• **YOUR TASK**
Select lines where the word "홈페이지" appears.

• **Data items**
══════════
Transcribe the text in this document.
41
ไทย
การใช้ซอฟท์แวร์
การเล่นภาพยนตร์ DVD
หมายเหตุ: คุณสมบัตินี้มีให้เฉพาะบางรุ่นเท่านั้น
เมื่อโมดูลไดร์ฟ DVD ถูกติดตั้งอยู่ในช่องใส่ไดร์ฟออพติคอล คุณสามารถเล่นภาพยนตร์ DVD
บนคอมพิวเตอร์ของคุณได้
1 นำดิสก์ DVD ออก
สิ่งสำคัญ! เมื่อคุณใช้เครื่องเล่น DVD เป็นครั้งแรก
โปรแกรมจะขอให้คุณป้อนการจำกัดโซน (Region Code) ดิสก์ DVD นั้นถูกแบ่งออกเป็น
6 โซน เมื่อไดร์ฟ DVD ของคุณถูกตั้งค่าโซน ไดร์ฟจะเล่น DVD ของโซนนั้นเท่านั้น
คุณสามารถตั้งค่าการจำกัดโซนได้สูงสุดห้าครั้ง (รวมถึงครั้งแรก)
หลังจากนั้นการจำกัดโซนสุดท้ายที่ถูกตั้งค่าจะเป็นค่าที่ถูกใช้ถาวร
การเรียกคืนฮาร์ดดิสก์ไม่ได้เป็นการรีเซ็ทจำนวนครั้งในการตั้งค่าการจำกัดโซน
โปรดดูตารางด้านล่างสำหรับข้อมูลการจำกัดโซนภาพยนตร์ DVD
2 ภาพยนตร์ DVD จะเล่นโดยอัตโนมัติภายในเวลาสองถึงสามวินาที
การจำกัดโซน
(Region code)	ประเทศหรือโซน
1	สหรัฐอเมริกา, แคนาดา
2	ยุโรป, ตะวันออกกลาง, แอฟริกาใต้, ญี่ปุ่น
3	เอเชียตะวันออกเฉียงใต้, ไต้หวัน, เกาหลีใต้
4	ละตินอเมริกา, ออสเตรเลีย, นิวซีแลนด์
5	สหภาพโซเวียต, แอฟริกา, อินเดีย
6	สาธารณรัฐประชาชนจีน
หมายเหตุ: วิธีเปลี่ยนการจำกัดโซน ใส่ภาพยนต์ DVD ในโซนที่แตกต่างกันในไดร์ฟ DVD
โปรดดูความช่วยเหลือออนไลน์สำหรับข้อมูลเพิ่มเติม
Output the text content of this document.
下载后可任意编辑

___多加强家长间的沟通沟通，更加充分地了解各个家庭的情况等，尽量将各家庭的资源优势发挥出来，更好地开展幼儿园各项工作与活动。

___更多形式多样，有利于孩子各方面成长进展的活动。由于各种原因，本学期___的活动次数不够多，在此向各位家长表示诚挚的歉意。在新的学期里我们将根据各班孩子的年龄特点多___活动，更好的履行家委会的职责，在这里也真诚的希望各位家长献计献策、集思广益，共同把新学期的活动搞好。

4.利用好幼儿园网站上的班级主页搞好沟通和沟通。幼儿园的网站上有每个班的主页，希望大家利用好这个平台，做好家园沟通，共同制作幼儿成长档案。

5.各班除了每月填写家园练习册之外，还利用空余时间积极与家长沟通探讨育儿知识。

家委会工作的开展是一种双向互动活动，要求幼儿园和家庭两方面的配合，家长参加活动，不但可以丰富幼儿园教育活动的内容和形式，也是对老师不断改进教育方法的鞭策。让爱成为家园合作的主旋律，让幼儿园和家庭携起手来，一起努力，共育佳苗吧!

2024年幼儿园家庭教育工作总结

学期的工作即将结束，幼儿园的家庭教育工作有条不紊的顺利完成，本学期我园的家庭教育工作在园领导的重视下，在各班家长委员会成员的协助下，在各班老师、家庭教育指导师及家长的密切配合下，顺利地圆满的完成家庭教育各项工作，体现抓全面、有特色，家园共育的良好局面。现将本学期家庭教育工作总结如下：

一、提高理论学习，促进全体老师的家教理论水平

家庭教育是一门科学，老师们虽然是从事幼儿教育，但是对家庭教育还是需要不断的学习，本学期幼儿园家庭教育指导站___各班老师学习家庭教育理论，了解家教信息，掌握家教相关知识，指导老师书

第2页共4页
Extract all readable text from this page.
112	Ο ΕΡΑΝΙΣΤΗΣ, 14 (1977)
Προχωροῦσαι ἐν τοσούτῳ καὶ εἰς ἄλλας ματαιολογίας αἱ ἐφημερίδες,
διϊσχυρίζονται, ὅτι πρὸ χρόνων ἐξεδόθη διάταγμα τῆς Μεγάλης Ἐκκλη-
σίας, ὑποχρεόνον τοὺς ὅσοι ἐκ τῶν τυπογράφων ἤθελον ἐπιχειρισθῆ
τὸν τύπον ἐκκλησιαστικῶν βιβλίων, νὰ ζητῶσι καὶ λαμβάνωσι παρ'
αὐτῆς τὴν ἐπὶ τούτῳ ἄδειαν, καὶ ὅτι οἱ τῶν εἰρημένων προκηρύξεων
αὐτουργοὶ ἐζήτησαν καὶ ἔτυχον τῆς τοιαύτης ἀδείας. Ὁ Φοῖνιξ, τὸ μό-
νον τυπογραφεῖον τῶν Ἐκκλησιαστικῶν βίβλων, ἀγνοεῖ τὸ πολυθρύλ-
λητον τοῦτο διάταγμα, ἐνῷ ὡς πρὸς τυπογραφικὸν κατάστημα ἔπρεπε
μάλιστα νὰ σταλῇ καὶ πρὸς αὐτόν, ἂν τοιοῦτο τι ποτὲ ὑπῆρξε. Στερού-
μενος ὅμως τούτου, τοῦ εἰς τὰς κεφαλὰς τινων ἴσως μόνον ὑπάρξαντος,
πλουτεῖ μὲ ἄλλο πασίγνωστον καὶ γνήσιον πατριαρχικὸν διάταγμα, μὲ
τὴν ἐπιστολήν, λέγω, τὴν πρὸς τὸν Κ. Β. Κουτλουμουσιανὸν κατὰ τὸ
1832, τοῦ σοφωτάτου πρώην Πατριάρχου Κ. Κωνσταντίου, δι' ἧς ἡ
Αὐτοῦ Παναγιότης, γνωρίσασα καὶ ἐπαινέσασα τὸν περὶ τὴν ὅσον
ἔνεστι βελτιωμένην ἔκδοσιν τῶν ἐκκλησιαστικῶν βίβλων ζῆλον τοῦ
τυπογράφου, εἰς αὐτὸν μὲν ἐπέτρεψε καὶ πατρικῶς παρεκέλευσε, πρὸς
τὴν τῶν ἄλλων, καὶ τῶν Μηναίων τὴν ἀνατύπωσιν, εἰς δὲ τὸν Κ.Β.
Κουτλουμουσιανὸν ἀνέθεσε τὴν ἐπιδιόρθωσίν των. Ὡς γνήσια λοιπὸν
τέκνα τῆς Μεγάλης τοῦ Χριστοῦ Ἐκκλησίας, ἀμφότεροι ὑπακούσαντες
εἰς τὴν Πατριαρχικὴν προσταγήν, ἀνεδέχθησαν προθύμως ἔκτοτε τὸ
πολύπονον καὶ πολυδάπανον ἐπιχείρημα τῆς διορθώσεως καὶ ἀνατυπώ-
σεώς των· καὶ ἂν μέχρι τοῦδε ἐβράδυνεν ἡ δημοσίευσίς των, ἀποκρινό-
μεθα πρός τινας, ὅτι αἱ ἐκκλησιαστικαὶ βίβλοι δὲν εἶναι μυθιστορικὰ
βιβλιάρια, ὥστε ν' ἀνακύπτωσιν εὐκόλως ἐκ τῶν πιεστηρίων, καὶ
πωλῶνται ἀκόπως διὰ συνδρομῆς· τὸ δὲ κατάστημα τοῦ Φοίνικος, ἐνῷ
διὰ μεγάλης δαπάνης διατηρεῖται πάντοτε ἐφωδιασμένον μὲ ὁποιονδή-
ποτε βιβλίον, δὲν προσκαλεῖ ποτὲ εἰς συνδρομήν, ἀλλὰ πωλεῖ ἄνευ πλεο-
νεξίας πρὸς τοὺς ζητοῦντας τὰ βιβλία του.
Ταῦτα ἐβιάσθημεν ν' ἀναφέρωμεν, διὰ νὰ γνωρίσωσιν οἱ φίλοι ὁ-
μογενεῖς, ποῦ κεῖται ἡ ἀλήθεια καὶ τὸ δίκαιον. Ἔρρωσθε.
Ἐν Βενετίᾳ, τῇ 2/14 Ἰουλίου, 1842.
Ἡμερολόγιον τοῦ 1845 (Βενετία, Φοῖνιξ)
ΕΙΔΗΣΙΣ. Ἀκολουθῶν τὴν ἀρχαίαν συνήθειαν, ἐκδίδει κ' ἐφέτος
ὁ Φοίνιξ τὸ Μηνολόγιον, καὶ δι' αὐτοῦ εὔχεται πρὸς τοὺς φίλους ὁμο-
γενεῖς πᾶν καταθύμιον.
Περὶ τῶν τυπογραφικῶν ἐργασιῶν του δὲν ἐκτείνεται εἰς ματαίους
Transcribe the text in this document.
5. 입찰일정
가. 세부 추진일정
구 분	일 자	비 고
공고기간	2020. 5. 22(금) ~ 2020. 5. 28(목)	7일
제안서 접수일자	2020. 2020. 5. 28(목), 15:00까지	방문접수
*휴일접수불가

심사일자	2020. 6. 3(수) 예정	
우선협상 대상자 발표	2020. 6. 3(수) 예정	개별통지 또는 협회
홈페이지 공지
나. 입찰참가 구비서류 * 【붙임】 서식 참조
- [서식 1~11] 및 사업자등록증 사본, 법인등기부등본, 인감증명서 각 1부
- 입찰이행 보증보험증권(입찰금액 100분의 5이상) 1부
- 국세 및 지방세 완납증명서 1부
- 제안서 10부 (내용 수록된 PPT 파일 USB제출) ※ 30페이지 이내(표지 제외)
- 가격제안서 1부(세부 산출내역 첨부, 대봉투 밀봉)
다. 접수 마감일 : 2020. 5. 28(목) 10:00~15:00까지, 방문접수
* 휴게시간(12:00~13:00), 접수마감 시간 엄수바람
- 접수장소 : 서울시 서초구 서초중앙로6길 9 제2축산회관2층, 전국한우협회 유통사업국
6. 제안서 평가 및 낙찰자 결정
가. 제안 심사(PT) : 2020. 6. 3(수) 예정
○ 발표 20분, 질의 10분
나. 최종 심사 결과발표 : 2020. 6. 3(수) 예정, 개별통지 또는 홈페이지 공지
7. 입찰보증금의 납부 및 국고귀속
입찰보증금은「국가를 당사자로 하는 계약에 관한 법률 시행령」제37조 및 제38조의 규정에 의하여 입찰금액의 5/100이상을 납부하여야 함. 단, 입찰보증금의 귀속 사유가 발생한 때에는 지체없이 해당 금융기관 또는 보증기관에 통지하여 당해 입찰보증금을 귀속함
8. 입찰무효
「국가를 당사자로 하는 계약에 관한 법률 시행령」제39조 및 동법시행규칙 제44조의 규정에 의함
══════════
• **CORRECT RESPONSE**
홈페이지 공지
나. 최종 심사 결과발표 : 2020. 6. 3(수) 예정, 개별통지 또는 홈페이지 공지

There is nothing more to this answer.